#### Provided entries

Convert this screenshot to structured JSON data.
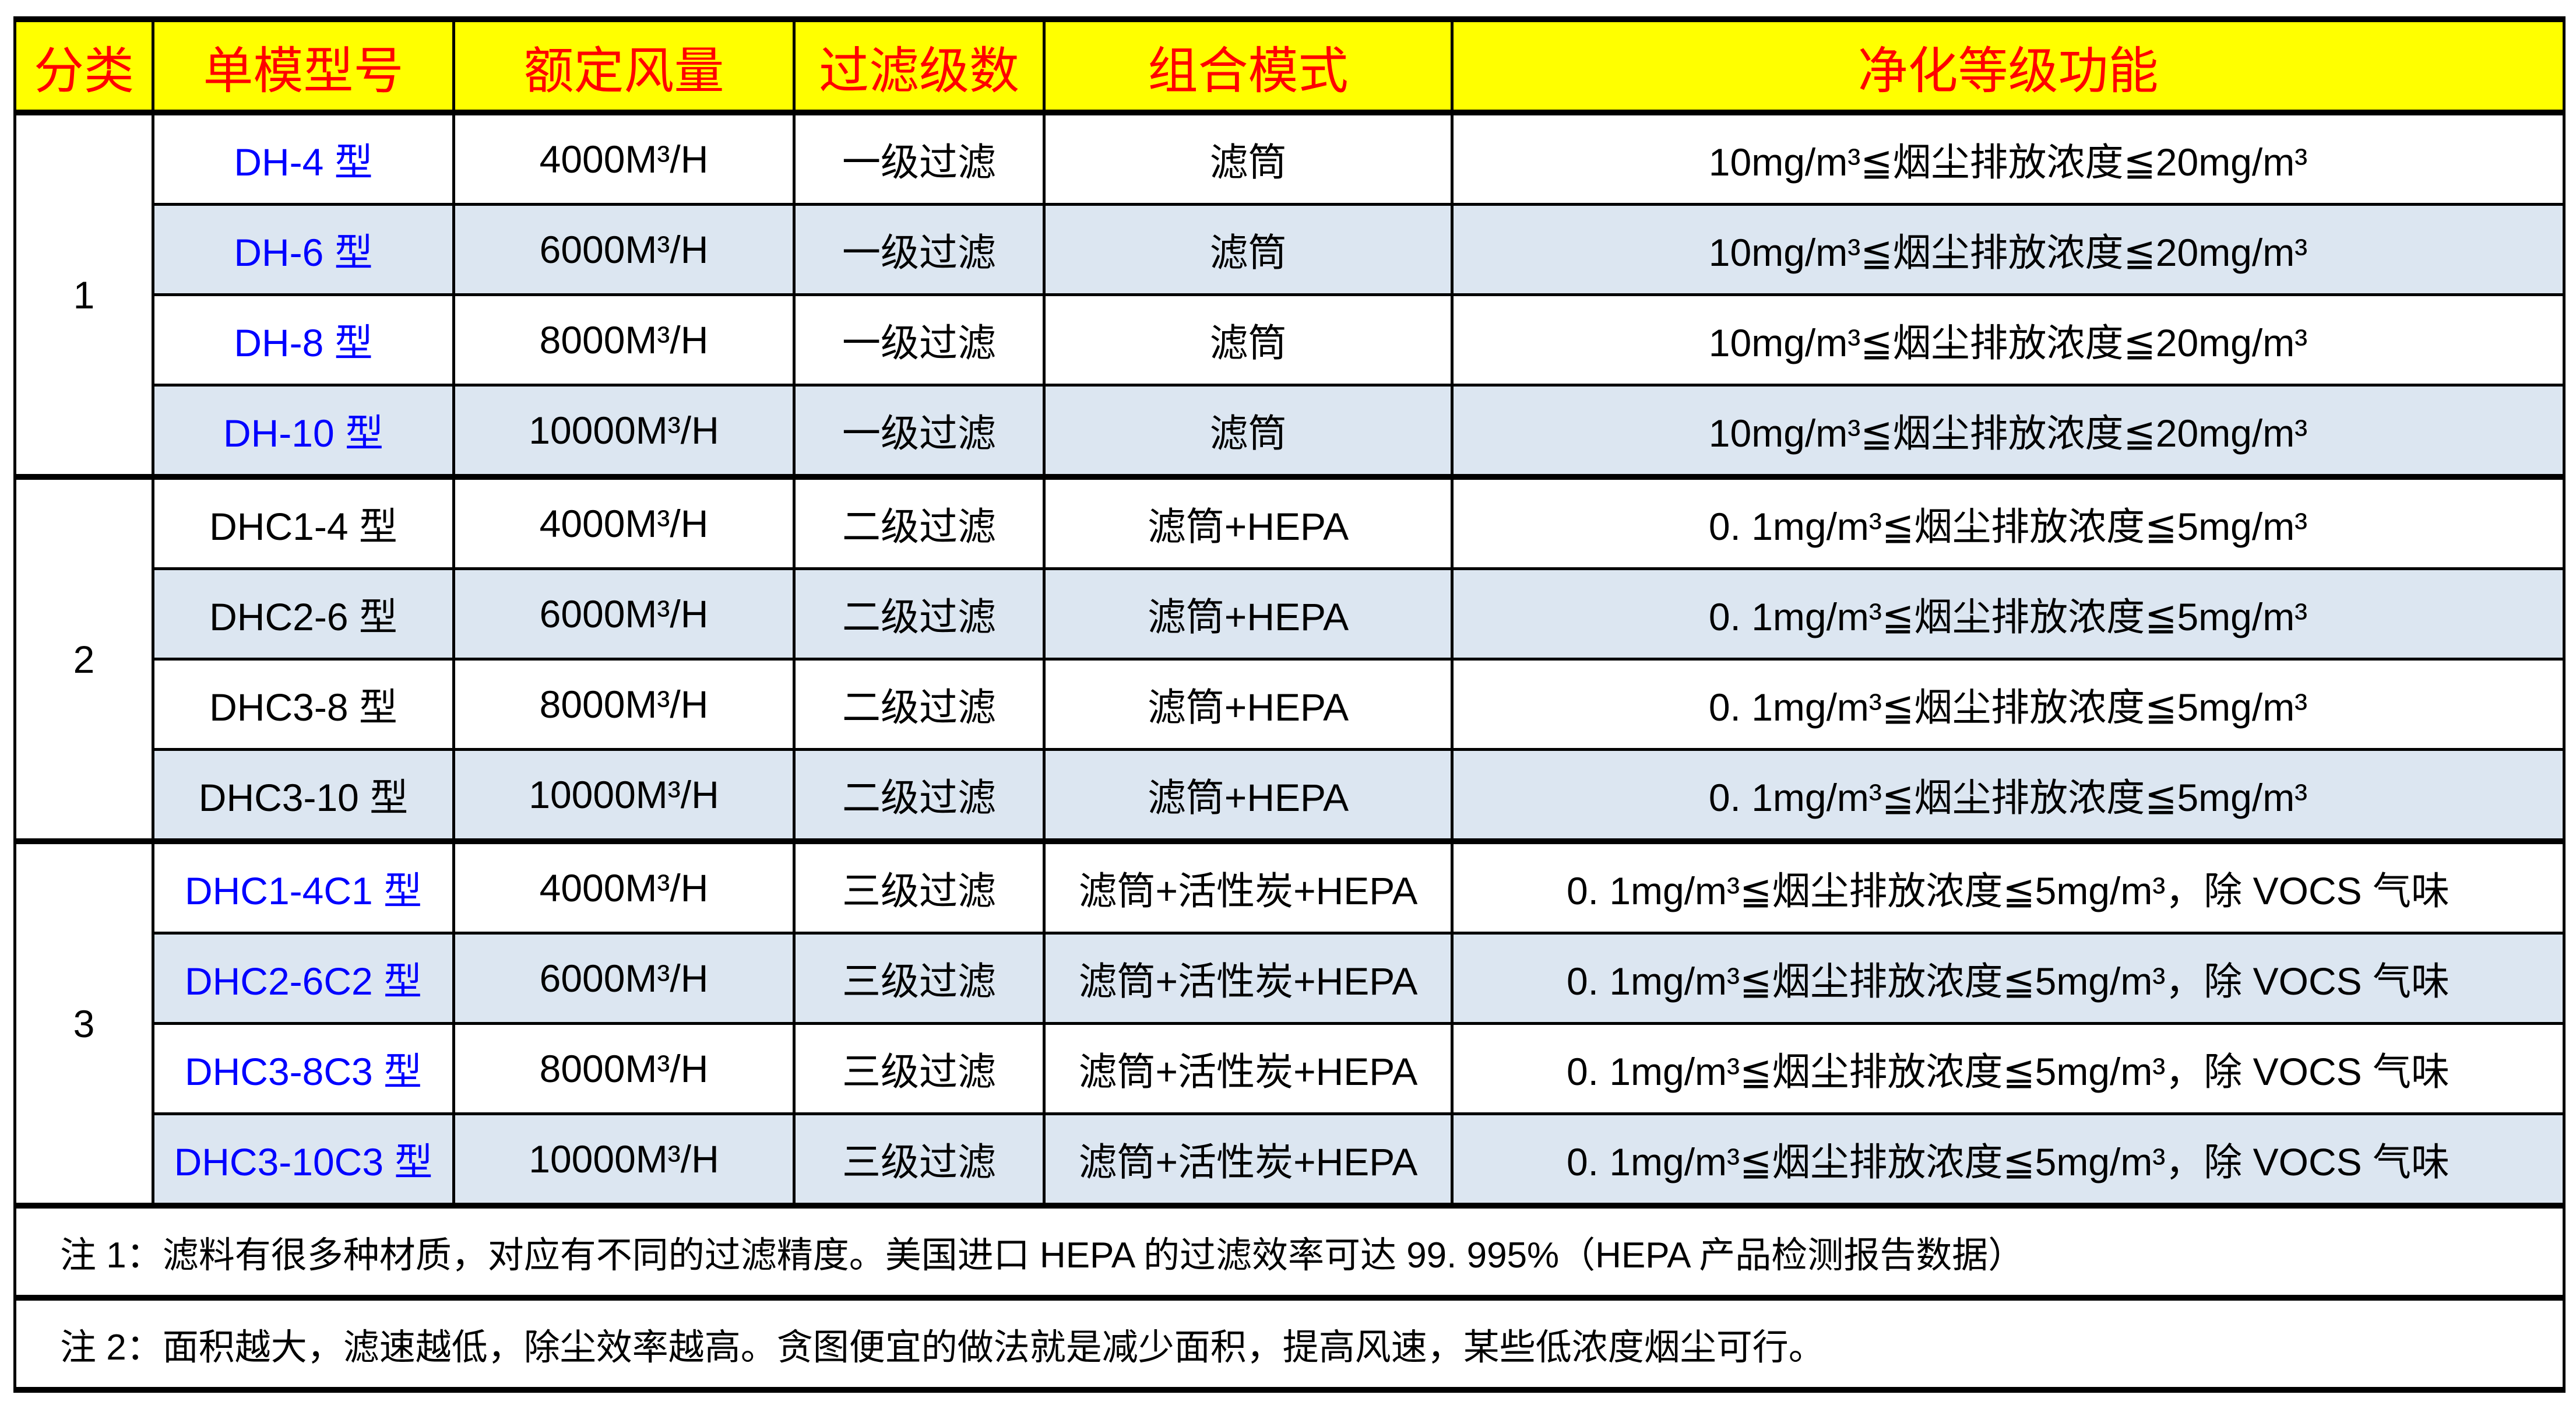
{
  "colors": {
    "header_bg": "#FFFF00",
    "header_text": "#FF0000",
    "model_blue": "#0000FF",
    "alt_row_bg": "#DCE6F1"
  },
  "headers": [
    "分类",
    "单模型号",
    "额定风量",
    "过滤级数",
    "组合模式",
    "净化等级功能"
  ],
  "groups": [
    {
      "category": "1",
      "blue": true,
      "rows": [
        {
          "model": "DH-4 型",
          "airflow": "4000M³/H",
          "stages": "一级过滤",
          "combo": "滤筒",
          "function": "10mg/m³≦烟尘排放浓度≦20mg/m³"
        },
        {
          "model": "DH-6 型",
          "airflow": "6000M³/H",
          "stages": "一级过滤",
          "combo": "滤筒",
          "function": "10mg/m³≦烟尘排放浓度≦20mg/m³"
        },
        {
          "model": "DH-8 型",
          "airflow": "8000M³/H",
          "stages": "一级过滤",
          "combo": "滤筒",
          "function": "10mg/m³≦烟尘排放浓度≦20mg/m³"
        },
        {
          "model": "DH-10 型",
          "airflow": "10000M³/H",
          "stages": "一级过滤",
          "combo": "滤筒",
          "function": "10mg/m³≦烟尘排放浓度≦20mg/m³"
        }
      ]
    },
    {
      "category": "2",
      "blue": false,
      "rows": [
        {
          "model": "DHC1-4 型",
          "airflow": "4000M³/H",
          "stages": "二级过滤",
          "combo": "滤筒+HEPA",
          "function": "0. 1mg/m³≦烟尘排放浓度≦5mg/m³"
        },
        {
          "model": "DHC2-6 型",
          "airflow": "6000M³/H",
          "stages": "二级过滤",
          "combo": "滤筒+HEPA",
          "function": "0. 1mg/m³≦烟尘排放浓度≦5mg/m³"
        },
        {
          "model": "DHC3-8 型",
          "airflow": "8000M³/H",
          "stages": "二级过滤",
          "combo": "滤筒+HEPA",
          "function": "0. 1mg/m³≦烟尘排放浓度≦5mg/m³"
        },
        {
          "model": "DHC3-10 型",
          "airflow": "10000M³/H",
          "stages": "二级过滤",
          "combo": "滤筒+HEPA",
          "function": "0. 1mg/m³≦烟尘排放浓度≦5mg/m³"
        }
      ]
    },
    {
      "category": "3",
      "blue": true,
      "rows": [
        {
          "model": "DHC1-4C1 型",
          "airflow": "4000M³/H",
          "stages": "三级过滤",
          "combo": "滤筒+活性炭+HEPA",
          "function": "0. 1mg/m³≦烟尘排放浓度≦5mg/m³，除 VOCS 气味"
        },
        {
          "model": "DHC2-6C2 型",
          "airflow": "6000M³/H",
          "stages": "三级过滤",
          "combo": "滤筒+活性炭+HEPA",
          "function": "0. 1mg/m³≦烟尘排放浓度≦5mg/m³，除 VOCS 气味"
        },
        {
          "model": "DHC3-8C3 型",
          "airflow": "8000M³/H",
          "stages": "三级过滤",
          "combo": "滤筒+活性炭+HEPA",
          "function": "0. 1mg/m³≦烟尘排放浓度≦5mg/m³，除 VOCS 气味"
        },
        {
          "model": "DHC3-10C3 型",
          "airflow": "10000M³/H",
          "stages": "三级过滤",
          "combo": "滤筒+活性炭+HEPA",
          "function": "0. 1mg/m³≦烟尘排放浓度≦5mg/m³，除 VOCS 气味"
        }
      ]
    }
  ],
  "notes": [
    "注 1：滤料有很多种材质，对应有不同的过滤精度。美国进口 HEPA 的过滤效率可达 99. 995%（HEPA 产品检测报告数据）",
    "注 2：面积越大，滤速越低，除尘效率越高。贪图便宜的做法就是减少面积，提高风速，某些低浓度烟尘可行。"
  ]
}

########
#### Provided entries

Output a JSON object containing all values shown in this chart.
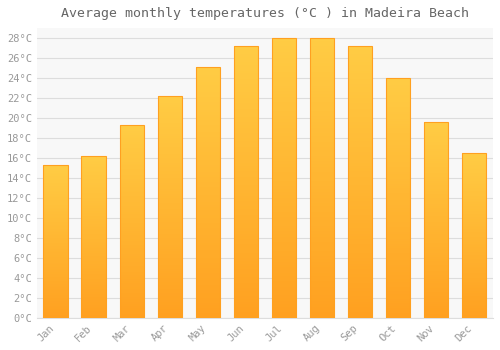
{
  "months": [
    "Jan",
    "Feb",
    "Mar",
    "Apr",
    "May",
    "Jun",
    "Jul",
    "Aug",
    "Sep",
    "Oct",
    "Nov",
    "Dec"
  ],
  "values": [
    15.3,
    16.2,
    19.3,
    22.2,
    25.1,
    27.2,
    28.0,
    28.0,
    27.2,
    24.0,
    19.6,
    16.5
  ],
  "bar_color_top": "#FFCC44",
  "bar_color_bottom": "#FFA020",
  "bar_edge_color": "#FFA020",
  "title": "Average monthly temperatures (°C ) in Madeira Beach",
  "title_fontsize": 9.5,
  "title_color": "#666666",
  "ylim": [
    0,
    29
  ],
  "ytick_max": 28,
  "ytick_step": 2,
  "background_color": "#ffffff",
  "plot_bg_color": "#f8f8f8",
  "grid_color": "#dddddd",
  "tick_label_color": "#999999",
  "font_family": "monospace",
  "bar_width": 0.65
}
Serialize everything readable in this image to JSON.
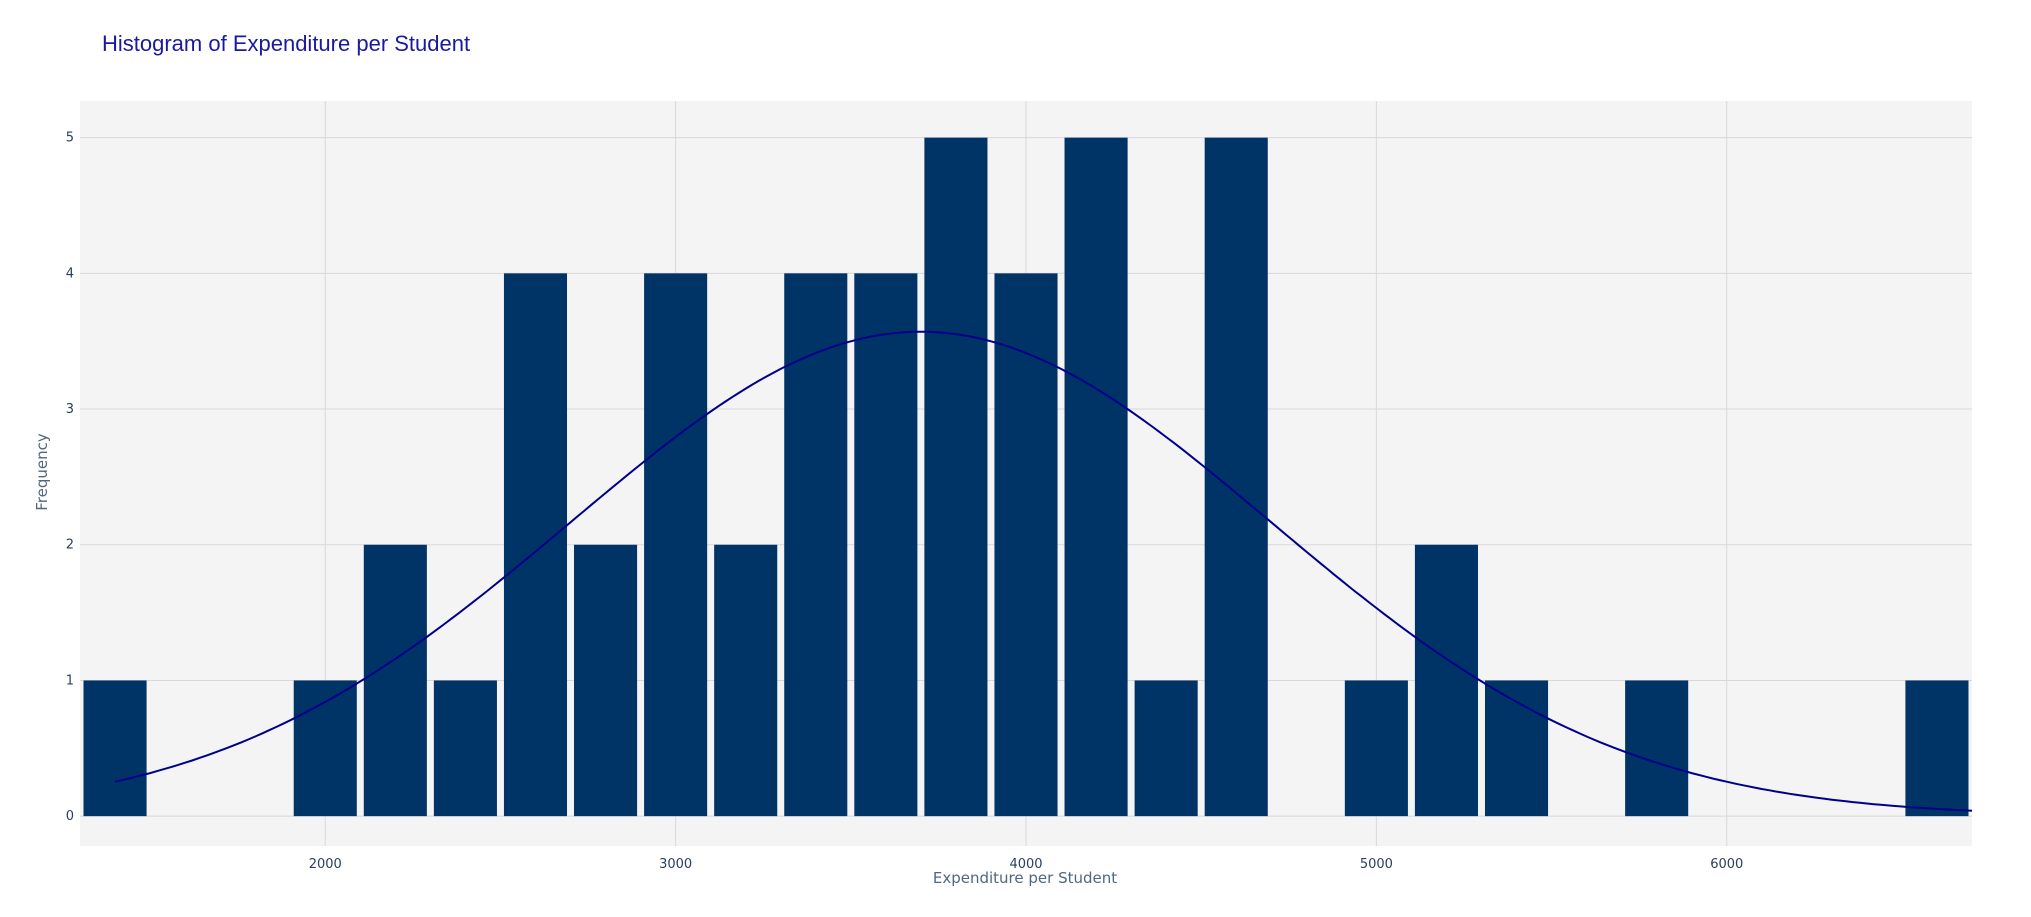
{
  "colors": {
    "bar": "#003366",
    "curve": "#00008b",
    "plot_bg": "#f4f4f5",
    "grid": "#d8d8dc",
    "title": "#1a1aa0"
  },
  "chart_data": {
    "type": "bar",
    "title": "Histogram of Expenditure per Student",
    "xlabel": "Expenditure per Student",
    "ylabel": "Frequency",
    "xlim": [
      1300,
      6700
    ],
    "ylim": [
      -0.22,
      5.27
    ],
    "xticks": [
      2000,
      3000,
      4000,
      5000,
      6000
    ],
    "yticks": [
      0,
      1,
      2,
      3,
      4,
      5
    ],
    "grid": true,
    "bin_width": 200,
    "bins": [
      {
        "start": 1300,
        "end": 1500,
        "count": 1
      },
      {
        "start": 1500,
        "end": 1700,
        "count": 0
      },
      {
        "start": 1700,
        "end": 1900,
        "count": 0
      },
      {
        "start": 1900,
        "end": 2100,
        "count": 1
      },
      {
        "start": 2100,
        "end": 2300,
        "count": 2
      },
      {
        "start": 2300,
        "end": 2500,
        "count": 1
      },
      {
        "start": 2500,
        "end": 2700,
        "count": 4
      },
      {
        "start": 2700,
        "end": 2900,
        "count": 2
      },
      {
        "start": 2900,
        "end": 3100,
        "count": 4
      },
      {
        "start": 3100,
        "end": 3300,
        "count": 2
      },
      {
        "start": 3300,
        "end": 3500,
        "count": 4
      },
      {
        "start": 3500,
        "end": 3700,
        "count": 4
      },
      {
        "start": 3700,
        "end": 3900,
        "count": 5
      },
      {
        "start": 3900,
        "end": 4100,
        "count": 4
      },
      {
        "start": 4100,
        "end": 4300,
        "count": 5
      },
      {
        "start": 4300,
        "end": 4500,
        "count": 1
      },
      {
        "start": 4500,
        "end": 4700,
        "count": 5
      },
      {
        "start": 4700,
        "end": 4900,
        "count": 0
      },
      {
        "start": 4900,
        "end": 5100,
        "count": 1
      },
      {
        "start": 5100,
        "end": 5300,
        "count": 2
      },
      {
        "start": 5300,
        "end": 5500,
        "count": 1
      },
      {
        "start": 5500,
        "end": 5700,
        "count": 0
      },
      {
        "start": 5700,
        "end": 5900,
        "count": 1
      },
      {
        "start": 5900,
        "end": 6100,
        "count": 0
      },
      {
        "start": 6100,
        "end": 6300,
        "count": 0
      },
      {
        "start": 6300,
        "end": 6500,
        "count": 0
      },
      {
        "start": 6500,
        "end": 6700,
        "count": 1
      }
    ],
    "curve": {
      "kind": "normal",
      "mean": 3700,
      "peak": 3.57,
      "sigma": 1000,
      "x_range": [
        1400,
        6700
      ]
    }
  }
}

########

Problem to work on:
Gather each line from the entries above that includes the word "Expenditure".

Output below:
    "title": "Histogram of Expenditure per Student",
    "xlabel": "Expenditure per Student",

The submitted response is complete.